Challenge> Write out the full listing again, exactly as it stands.

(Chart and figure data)

--- start ---

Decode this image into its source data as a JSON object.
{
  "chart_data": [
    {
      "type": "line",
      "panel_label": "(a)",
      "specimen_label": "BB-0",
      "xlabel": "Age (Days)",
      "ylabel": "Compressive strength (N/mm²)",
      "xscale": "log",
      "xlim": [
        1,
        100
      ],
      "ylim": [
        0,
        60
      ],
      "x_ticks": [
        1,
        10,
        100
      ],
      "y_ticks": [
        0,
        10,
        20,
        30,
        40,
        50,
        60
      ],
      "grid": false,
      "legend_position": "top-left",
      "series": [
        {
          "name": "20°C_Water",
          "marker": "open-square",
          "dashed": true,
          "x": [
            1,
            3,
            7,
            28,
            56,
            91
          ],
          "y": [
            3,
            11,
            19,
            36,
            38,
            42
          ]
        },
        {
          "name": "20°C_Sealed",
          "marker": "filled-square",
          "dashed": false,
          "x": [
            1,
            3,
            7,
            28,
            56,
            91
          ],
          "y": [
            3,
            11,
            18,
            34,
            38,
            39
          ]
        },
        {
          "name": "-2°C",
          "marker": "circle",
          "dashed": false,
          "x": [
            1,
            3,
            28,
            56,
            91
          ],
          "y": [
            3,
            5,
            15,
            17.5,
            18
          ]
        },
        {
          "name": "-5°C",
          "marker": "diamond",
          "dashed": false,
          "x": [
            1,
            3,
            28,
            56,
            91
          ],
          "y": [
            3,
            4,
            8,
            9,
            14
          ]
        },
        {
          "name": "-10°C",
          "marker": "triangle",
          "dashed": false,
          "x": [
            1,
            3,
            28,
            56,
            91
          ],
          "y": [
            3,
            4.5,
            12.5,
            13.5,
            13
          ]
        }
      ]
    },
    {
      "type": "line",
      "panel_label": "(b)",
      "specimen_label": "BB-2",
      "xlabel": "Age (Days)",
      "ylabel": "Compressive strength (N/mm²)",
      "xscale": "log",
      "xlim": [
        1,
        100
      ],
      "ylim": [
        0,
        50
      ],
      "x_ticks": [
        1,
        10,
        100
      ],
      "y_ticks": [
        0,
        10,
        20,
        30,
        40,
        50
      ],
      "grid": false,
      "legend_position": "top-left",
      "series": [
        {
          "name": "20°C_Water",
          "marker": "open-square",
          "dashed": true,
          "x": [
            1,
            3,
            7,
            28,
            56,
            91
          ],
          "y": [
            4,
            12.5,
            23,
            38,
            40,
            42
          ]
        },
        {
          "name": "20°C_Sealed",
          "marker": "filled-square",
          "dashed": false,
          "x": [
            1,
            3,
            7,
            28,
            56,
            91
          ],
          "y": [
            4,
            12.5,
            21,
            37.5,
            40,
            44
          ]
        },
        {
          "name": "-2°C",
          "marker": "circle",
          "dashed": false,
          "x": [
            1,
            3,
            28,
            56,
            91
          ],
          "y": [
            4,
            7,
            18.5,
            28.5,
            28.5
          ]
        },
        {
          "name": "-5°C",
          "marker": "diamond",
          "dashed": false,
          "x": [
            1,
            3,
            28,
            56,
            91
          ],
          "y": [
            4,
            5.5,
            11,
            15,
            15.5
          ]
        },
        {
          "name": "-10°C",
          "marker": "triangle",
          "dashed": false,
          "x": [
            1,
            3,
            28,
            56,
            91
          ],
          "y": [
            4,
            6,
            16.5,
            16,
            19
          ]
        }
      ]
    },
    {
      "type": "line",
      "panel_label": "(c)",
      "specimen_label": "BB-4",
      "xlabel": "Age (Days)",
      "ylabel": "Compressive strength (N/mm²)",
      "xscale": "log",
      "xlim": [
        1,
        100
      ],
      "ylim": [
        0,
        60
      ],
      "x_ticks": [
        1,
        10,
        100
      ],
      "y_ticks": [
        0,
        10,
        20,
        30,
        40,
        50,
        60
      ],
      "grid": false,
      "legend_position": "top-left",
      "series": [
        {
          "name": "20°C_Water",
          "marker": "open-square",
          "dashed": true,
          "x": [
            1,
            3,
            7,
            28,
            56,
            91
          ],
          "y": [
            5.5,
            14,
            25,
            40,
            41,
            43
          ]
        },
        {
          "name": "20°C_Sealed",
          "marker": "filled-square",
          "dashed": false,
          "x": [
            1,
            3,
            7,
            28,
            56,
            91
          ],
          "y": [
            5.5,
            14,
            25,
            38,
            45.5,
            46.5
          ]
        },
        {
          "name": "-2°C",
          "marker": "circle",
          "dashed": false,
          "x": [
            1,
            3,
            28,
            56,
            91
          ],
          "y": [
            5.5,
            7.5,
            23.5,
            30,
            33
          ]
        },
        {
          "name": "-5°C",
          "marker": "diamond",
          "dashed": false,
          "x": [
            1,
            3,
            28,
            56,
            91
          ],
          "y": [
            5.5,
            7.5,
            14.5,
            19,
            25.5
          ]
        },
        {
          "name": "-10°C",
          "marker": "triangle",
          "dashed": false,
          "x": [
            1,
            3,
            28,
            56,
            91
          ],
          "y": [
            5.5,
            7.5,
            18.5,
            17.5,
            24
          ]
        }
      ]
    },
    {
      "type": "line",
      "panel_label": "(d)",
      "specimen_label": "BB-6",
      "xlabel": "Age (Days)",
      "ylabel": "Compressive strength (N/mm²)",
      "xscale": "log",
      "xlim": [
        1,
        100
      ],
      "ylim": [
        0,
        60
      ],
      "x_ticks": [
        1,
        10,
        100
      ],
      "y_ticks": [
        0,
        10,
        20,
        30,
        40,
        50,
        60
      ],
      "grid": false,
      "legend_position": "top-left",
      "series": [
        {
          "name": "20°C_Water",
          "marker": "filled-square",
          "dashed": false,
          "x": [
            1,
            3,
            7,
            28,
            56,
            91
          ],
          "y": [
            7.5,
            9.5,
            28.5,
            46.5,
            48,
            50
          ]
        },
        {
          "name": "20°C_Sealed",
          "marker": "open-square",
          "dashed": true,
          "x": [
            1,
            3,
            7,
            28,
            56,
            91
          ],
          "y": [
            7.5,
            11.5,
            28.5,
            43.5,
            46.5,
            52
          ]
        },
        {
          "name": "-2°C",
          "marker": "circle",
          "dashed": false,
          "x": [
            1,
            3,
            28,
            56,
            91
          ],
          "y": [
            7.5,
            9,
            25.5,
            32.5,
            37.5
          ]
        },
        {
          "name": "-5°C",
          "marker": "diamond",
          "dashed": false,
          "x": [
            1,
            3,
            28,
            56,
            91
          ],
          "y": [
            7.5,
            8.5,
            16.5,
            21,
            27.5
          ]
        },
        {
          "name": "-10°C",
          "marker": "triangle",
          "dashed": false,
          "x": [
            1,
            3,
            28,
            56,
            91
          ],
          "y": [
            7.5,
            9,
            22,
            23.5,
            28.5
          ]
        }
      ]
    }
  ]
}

--- end ---

Right answer>
Decode this image into its source data as a JSON object.
{
  "chart_data": [
    {
      "type": "line",
      "panel_label": "(a)",
      "specimen_label": "BB-0",
      "xlabel": "Age (Days)",
      "ylabel": "Compressive strength (N/mm²)",
      "xscale": "log",
      "xlim": [
        1,
        100
      ],
      "ylim": [
        0,
        60
      ],
      "x_ticks": [
        1,
        10,
        100
      ],
      "y_ticks": [
        0,
        10,
        20,
        30,
        40,
        50,
        60
      ],
      "grid": false,
      "legend_position": "top-left",
      "series": [
        {
          "name": "20°C_Water",
          "marker": "open-square",
          "dashed": true,
          "x": [
            1,
            3,
            7,
            28,
            56,
            91
          ],
          "y": [
            3,
            11,
            19,
            36,
            38,
            42
          ]
        },
        {
          "name": "20°C_Sealed",
          "marker": "filled-square",
          "dashed": false,
          "x": [
            1,
            3,
            7,
            28,
            56,
            91
          ],
          "y": [
            3,
            11,
            18,
            34,
            38,
            39
          ]
        },
        {
          "name": "-2°C",
          "marker": "circle",
          "dashed": false,
          "x": [
            1,
            3,
            28,
            56,
            91
          ],
          "y": [
            3,
            5,
            15,
            17.5,
            18
          ]
        },
        {
          "name": "-5°C",
          "marker": "diamond",
          "dashed": false,
          "x": [
            1,
            3,
            28,
            56,
            91
          ],
          "y": [
            3,
            4,
            8,
            9,
            14
          ]
        },
        {
          "name": "-10°C",
          "marker": "triangle",
          "dashed": false,
          "x": [
            1,
            3,
            28,
            56,
            91
          ],
          "y": [
            3,
            4.5,
            12.5,
            13.5,
            13
          ]
        }
      ]
    },
    {
      "type": "line",
      "panel_label": "(b)",
      "specimen_label": "BB-2",
      "xlabel": "Age (Days)",
      "ylabel": "Compressive strength (N/mm²)",
      "xscale": "log",
      "xlim": [
        1,
        100
      ],
      "ylim": [
        0,
        50
      ],
      "x_ticks": [
        1,
        10,
        100
      ],
      "y_ticks": [
        0,
        10,
        20,
        30,
        40,
        50
      ],
      "grid": false,
      "legend_position": "top-left",
      "series": [
        {
          "name": "20°C_Water",
          "marker": "open-square",
          "dashed": true,
          "x": [
            1,
            3,
            7,
            28,
            56,
            91
          ],
          "y": [
            4,
            12.5,
            23,
            38,
            40,
            42
          ]
        },
        {
          "name": "20°C_Sealed",
          "marker": "filled-square",
          "dashed": false,
          "x": [
            1,
            3,
            7,
            28,
            56,
            91
          ],
          "y": [
            4,
            12.5,
            21,
            37.5,
            40,
            44
          ]
        },
        {
          "name": "-2°C",
          "marker": "circle",
          "dashed": false,
          "x": [
            1,
            3,
            28,
            56,
            91
          ],
          "y": [
            4,
            7,
            18.5,
            28.5,
            28.5
          ]
        },
        {
          "name": "-5°C",
          "marker": "diamond",
          "dashed": false,
          "x": [
            1,
            3,
            28,
            56,
            91
          ],
          "y": [
            4,
            5.5,
            11,
            15,
            15.5
          ]
        },
        {
          "name": "-10°C",
          "marker": "triangle",
          "dashed": false,
          "x": [
            1,
            3,
            28,
            56,
            91
          ],
          "y": [
            4,
            6,
            16.5,
            16,
            19
          ]
        }
      ]
    },
    {
      "type": "line",
      "panel_label": "(c)",
      "specimen_label": "BB-4",
      "xlabel": "Age (Days)",
      "ylabel": "Compressive strength (N/mm²)",
      "xscale": "log",
      "xlim": [
        1,
        100
      ],
      "ylim": [
        0,
        60
      ],
      "x_ticks": [
        1,
        10,
        100
      ],
      "y_ticks": [
        0,
        10,
        20,
        30,
        40,
        50,
        60
      ],
      "grid": false,
      "legend_position": "top-left",
      "series": [
        {
          "name": "20°C_Water",
          "marker": "open-square",
          "dashed": true,
          "x": [
            1,
            3,
            7,
            28,
            56,
            91
          ],
          "y": [
            5.5,
            14,
            25,
            40,
            41,
            43
          ]
        },
        {
          "name": "20°C_Sealed",
          "marker": "filled-square",
          "dashed": false,
          "x": [
            1,
            3,
            7,
            28,
            56,
            91
          ],
          "y": [
            5.5,
            14,
            25,
            38,
            45.5,
            46.5
          ]
        },
        {
          "name": "-2°C",
          "marker": "circle",
          "dashed": false,
          "x": [
            1,
            3,
            28,
            56,
            91
          ],
          "y": [
            5.5,
            7.5,
            23.5,
            30,
            33
          ]
        },
        {
          "name": "-5°C",
          "marker": "diamond",
          "dashed": false,
          "x": [
            1,
            3,
            28,
            56,
            91
          ],
          "y": [
            5.5,
            7.5,
            14.5,
            19,
            25.5
          ]
        },
        {
          "name": "-10°C",
          "marker": "triangle",
          "dashed": false,
          "x": [
            1,
            3,
            28,
            56,
            91
          ],
          "y": [
            5.5,
            7.5,
            18.5,
            17.5,
            24
          ]
        }
      ]
    },
    {
      "type": "line",
      "panel_label": "(d)",
      "specimen_label": "BB-6",
      "xlabel": "Age (Days)",
      "ylabel": "Compressive strength (N/mm²)",
      "xscale": "log",
      "xlim": [
        1,
        100
      ],
      "ylim": [
        0,
        60
      ],
      "x_ticks": [
        1,
        10,
        100
      ],
      "y_ticks": [
        0,
        10,
        20,
        30,
        40,
        50,
        60
      ],
      "grid": false,
      "legend_position": "top-left",
      "series": [
        {
          "name": "20°C_Water",
          "marker": "filled-square",
          "dashed": false,
          "x": [
            1,
            3,
            7,
            28,
            56,
            91
          ],
          "y": [
            7.5,
            9.5,
            28.5,
            46.5,
            48,
            50
          ]
        },
        {
          "name": "20°C_Sealed",
          "marker": "open-square",
          "dashed": true,
          "x": [
            1,
            3,
            7,
            28,
            56,
            91
          ],
          "y": [
            7.5,
            11.5,
            28.5,
            43.5,
            46.5,
            52
          ]
        },
        {
          "name": "-2°C",
          "marker": "circle",
          "dashed": false,
          "x": [
            1,
            3,
            28,
            56,
            91
          ],
          "y": [
            7.5,
            9,
            25.5,
            32.5,
            37.5
          ]
        },
        {
          "name": "-5°C",
          "marker": "diamond",
          "dashed": false,
          "x": [
            1,
            3,
            28,
            56,
            91
          ],
          "y": [
            7.5,
            8.5,
            16.5,
            21,
            27.5
          ]
        },
        {
          "name": "-10°C",
          "marker": "triangle",
          "dashed": false,
          "x": [
            1,
            3,
            28,
            56,
            91
          ],
          "y": [
            7.5,
            9,
            22,
            23.5,
            28.5
          ]
        }
      ]
    }
  ]
}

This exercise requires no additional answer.